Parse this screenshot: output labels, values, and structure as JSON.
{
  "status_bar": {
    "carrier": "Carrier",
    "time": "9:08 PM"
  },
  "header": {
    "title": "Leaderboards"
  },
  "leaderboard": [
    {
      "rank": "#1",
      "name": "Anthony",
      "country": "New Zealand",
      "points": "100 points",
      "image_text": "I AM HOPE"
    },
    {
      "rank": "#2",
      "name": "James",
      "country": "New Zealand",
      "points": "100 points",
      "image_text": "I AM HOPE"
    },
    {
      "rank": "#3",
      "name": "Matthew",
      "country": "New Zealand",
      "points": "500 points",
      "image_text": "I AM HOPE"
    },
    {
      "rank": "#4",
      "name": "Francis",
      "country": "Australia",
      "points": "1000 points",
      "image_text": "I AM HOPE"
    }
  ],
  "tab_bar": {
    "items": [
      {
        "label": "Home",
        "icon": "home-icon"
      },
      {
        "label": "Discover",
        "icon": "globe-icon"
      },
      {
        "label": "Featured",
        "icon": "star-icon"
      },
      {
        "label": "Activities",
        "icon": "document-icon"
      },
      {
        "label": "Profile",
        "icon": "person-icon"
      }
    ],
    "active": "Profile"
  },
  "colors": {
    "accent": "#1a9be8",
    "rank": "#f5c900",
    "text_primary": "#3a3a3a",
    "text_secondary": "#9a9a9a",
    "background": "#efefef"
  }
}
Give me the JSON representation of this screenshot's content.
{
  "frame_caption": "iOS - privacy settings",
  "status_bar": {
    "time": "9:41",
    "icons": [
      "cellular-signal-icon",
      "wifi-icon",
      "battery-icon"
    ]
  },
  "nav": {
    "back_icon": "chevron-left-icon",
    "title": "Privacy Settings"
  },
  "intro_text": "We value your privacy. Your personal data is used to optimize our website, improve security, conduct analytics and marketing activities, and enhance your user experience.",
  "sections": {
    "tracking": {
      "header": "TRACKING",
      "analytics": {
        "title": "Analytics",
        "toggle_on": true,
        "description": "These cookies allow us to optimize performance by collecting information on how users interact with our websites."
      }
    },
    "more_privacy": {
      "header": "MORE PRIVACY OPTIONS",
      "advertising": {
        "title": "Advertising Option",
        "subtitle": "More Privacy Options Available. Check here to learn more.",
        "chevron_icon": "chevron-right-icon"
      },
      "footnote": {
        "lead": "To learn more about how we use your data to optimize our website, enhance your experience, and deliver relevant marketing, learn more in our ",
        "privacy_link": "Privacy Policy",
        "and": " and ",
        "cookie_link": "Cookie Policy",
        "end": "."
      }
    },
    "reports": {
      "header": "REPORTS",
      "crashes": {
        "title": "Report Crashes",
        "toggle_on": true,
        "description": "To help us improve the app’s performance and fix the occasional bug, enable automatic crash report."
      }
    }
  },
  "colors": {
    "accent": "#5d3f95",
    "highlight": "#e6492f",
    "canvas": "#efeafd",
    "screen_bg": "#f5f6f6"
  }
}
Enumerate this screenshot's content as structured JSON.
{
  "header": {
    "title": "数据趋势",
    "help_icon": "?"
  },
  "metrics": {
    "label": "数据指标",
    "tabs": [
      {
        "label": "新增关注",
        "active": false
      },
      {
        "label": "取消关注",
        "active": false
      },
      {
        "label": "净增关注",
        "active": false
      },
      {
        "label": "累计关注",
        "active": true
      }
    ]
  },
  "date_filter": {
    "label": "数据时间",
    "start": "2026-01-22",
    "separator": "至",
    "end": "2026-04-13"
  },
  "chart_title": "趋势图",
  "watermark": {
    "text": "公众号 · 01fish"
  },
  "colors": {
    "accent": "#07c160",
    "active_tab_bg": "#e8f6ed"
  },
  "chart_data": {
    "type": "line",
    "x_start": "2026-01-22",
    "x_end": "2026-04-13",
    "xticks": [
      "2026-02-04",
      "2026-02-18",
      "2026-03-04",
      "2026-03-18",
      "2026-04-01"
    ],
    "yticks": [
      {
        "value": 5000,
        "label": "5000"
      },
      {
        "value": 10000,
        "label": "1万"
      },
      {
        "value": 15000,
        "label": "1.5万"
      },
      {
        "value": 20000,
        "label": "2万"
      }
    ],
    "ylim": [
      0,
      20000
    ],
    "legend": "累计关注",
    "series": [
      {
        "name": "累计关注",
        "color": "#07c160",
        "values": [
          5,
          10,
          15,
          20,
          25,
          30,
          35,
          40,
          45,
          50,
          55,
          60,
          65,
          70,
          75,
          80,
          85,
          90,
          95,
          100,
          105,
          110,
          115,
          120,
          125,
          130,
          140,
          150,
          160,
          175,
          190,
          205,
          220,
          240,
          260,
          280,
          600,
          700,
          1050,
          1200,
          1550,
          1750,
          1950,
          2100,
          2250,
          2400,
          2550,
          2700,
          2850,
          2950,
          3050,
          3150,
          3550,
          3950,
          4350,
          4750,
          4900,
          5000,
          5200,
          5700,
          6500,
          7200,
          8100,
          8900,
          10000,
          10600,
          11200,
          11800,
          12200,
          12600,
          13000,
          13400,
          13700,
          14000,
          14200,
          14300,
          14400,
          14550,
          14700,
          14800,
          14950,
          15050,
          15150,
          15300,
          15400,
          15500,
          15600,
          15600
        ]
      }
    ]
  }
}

▶ [SET EXERCISE] Give the listing above again, word for word.

▶ [RESPONSE TO THIS EXERCISE]
Parse this screenshot: output labels, values, and structure as JSON.
{
  "status_bar": {
    "carrier": "Carrier",
    "time": "9:08 PM"
  },
  "header": {
    "title": "Leaderboards"
  },
  "leaderboard": [
    {
      "rank": "#1",
      "name": "Anthony",
      "country": "New Zealand",
      "points": "100 points",
      "image_text": "I AM HOPE"
    },
    {
      "rank": "#2",
      "name": "James",
      "country": "New Zealand",
      "points": "100 points",
      "image_text": "I AM HOPE"
    },
    {
      "rank": "#3",
      "name": "Matthew",
      "country": "New Zealand",
      "points": "500 points",
      "image_text": "I AM HOPE"
    },
    {
      "rank": "#4",
      "name": "Francis",
      "country": "Australia",
      "points": "1000 points",
      "image_text": "I AM HOPE"
    }
  ],
  "tab_bar": {
    "items": [
      {
        "label": "Home",
        "icon": "home-icon"
      },
      {
        "label": "Discover",
        "icon": "globe-icon"
      },
      {
        "label": "Featured",
        "icon": "star-icon"
      },
      {
        "label": "Activities",
        "icon": "document-icon"
      },
      {
        "label": "Profile",
        "icon": "person-icon"
      }
    ],
    "active": "Profile"
  },
  "colors": {
    "accent": "#1a9be8",
    "rank": "#f5c900",
    "text_primary": "#3a3a3a",
    "text_secondary": "#9a9a9a",
    "background": "#efefef"
  }
}
Give me the JSON representation of this screenshot's content.
{
  "frame_caption": "iOS - privacy settings",
  "status_bar": {
    "time": "9:41",
    "icons": [
      "cellular-signal-icon",
      "wifi-icon",
      "battery-icon"
    ]
  },
  "nav": {
    "back_icon": "chevron-left-icon",
    "title": "Privacy Settings"
  },
  "intro_text": "We value your privacy. Your personal data is used to optimize our website, improve security, conduct analytics and marketing activities, and enhance your user experience.",
  "sections": {
    "tracking": {
      "header": "TRACKING",
      "analytics": {
        "title": "Analytics",
        "toggle_on": true,
        "description": "These cookies allow us to optimize performance by collecting information on how users interact with our websites."
      }
    },
    "more_privacy": {
      "header": "MORE PRIVACY OPTIONS",
      "advertising": {
        "title": "Advertising Option",
        "subtitle": "More Privacy Options Available. Check here to learn more.",
        "chevron_icon": "chevron-right-icon"
      },
      "footnote": {
        "lead": "To learn more about how we use your data to optimize our website, enhance your experience, and deliver relevant marketing, learn more in our ",
        "privacy_link": "Privacy Policy",
        "and": " and ",
        "cookie_link": "Cookie Policy",
        "end": "."
      }
    },
    "reports": {
      "header": "REPORTS",
      "crashes": {
        "title": "Report Crashes",
        "toggle_on": true,
        "description": "To help us improve the app’s performance and fix the occasional bug, enable automatic crash report."
      }
    }
  },
  "colors": {
    "accent": "#5d3f95",
    "highlight": "#e6492f",
    "canvas": "#efeafd",
    "screen_bg": "#f5f6f6"
  }
}
Enumerate this screenshot's content as structured JSON.
{
  "header": {
    "title": "数据趋势",
    "help_icon": "?"
  },
  "metrics": {
    "label": "数据指标",
    "tabs": [
      {
        "label": "新增关注",
        "active": false
      },
      {
        "label": "取消关注",
        "active": false
      },
      {
        "label": "净增关注",
        "active": false
      },
      {
        "label": "累计关注",
        "active": true
      }
    ]
  },
  "date_filter": {
    "label": "数据时间",
    "start": "2026-01-22",
    "separator": "至",
    "end": "2026-04-13"
  },
  "chart_title": "趋势图",
  "watermark": {
    "text": "公众号 · 01fish"
  },
  "colors": {
    "accent": "#07c160",
    "active_tab_bg": "#e8f6ed"
  },
  "chart_data": {
    "type": "line",
    "x_start": "2026-01-22",
    "x_end": "2026-04-13",
    "xticks": [
      "2026-02-04",
      "2026-02-18",
      "2026-03-04",
      "2026-03-18",
      "2026-04-01"
    ],
    "yticks": [
      {
        "value": 5000,
        "label": "5000"
      },
      {
        "value": 10000,
        "label": "1万"
      },
      {
        "value": 15000,
        "label": "1.5万"
      },
      {
        "value": 20000,
        "label": "2万"
      }
    ],
    "ylim": [
      0,
      20000
    ],
    "legend": "累计关注",
    "series": [
      {
        "name": "累计关注",
        "color": "#07c160",
        "values": [
          5,
          10,
          15,
          20,
          25,
          30,
          35,
          40,
          45,
          50,
          55,
          60,
          65,
          70,
          75,
          80,
          85,
          90,
          95,
          100,
          105,
          110,
          115,
          120,
          125,
          130,
          140,
          150,
          160,
          175,
          190,
          205,
          220,
          240,
          260,
          280,
          600,
          700,
          1050,
          1200,
          1550,
          1750,
          1950,
          2100,
          2250,
          2400,
          2550,
          2700,
          2850,
          2950,
          3050,
          3150,
          3550,
          3950,
          4350,
          4750,
          4900,
          5000,
          5200,
          5700,
          6500,
          7200,
          8100,
          8900,
          10000,
          10600,
          11200,
          11800,
          12200,
          12600,
          13000,
          13400,
          13700,
          14000,
          14200,
          14300,
          14400,
          14550,
          14700,
          14800,
          14950,
          15050,
          15150,
          15300,
          15400,
          15500,
          15600,
          15600
        ]
      }
    ]
  }
}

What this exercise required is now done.